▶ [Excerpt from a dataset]
▽
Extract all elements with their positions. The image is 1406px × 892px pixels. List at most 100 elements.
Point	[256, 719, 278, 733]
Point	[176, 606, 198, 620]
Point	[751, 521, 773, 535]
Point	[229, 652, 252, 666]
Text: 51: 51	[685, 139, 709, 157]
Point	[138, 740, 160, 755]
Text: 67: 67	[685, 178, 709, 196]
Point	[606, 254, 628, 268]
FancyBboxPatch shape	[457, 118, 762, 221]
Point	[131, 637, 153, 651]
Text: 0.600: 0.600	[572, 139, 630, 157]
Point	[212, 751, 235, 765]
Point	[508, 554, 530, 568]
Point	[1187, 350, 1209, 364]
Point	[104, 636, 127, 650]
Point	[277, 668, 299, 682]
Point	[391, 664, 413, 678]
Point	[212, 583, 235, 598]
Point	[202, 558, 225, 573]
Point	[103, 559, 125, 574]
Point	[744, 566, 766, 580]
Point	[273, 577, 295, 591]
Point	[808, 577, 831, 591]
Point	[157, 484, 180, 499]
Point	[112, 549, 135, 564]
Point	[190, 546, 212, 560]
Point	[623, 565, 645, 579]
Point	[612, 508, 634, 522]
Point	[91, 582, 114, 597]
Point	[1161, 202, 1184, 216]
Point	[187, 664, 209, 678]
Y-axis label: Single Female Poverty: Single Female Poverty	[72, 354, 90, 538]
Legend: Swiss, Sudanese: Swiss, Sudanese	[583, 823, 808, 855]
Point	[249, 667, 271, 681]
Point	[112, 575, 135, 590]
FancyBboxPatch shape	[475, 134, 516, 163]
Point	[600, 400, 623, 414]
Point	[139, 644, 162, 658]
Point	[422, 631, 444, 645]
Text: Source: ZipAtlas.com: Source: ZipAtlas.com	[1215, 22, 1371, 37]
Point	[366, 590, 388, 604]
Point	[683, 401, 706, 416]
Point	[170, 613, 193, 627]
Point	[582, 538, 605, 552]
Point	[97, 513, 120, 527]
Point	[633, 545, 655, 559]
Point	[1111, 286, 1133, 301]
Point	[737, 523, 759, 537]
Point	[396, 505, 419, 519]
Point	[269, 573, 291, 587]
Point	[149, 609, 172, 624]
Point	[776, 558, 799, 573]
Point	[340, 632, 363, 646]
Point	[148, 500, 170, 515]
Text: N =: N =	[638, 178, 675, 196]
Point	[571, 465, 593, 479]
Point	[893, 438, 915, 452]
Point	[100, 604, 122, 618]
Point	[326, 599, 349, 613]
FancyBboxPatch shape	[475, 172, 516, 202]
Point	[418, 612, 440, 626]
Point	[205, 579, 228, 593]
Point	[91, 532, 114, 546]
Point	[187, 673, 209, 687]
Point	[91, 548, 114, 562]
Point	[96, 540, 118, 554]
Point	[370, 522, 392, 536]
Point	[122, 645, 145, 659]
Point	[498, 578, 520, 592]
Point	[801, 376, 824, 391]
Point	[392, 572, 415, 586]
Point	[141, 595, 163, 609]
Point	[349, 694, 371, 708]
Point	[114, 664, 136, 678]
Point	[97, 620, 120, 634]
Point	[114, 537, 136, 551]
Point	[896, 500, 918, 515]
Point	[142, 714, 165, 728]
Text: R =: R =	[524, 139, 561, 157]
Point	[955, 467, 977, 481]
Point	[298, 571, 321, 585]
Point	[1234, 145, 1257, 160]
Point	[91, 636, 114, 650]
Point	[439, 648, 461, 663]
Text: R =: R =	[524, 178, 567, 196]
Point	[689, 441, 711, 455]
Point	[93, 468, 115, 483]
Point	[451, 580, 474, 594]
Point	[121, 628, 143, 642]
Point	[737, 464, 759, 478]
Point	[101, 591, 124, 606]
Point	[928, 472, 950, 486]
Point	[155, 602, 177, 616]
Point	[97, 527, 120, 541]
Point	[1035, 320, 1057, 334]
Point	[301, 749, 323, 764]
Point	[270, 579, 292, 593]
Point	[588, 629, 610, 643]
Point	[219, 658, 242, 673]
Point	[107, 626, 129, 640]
△
▶ [Directive]
List every line of the listing above that contains the string "Text", reproducing each line in full.

▶ [Response to this exercise]
Text: 51: 51	[685, 139, 709, 157]
Text: 67: 67	[685, 178, 709, 196]
Text: 0.600: 0.600	[572, 139, 630, 157]
Text: Source: ZipAtlas.com: Source: ZipAtlas.com	[1215, 22, 1371, 37]
Text: N =: N =	[638, 178, 675, 196]
Text: R =: R =	[524, 139, 561, 157]
Text: R =: R =	[524, 178, 567, 196]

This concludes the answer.